_STATED GOAL_
In the entries below, count every line containing "name". Return the number and nothing else.

_RAW DATA_

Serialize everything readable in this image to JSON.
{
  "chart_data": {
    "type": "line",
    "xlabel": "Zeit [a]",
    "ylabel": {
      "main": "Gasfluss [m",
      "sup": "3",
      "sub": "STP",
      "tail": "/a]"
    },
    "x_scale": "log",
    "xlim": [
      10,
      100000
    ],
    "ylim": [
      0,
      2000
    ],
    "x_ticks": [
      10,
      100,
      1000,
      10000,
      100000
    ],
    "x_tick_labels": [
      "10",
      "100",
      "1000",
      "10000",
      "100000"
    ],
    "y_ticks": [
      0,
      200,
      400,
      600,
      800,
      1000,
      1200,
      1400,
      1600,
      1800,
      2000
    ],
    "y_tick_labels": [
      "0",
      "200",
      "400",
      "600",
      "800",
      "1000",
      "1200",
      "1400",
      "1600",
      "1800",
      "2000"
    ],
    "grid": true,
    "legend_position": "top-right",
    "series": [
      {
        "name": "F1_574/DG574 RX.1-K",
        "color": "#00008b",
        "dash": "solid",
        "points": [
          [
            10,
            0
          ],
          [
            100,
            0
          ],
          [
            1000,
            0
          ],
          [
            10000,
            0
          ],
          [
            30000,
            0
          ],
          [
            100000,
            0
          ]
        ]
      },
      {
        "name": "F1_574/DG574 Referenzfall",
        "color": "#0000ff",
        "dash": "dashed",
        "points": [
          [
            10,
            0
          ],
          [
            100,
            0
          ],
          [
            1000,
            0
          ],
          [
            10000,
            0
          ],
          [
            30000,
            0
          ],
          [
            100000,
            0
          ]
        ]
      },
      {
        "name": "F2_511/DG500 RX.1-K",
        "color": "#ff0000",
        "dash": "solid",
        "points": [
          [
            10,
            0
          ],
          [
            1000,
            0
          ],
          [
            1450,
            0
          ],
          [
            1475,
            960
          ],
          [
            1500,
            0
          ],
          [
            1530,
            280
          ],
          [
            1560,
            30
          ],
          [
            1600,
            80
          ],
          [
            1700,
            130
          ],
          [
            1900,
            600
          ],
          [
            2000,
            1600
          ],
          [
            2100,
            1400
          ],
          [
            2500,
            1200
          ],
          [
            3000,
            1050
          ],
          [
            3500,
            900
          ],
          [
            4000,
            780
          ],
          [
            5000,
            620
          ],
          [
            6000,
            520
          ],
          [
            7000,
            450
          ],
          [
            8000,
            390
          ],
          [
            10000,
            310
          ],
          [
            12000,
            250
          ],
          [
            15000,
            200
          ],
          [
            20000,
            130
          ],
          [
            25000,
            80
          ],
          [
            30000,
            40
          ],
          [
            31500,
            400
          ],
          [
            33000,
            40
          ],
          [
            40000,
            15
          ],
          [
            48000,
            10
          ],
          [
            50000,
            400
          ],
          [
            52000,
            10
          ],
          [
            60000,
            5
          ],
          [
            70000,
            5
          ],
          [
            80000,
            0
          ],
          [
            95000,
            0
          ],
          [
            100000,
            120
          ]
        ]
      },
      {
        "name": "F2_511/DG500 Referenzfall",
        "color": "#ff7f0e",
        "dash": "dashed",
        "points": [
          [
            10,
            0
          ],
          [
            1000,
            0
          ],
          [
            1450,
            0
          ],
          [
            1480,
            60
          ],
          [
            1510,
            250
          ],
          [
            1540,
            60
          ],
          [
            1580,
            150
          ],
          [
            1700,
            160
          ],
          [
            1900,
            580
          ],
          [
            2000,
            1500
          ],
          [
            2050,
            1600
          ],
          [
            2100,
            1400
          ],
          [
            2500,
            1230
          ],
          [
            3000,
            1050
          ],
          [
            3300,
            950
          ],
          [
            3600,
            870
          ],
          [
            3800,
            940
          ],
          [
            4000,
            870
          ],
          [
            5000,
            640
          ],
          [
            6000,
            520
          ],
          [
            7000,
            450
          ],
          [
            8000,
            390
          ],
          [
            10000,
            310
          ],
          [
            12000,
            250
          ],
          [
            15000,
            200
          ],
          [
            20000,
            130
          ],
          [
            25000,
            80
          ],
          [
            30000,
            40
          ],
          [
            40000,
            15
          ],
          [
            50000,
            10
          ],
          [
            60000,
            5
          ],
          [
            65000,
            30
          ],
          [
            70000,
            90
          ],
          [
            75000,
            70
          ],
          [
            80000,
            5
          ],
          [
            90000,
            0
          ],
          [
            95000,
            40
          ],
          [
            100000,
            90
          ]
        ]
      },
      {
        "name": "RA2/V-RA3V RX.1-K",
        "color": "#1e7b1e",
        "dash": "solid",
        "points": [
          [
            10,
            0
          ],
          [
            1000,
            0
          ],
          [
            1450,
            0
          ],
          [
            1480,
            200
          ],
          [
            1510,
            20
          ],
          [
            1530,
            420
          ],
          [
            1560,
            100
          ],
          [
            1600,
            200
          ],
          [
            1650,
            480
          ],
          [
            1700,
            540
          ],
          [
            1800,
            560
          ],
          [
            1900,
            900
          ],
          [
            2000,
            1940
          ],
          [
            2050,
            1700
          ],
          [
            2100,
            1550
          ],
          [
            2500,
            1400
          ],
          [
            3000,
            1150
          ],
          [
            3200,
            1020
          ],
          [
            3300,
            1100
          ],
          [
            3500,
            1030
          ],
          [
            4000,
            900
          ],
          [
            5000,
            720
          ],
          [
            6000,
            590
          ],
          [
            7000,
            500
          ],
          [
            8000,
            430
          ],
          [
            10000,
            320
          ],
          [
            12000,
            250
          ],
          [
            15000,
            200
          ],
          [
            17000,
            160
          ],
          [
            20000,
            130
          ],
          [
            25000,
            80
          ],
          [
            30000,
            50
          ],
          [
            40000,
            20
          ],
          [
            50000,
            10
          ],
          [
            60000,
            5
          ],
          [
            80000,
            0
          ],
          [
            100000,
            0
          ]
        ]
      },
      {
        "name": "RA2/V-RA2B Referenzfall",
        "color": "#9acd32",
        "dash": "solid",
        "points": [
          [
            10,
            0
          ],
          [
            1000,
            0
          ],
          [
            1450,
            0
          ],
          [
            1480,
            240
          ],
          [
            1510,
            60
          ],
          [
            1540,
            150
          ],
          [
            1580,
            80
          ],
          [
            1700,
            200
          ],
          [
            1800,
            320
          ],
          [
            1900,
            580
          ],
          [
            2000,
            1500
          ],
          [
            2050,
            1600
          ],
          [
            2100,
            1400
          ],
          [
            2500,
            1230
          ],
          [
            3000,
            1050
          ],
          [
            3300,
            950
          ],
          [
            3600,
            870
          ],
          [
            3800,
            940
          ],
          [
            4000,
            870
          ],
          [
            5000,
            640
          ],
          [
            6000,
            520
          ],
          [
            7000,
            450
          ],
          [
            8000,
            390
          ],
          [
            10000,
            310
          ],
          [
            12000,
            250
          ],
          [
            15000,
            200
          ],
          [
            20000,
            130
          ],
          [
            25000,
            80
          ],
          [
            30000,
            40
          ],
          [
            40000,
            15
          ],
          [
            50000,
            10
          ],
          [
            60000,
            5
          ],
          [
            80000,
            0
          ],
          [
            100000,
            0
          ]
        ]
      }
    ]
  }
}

_SOLUTION TO THIS EXERCISE_
6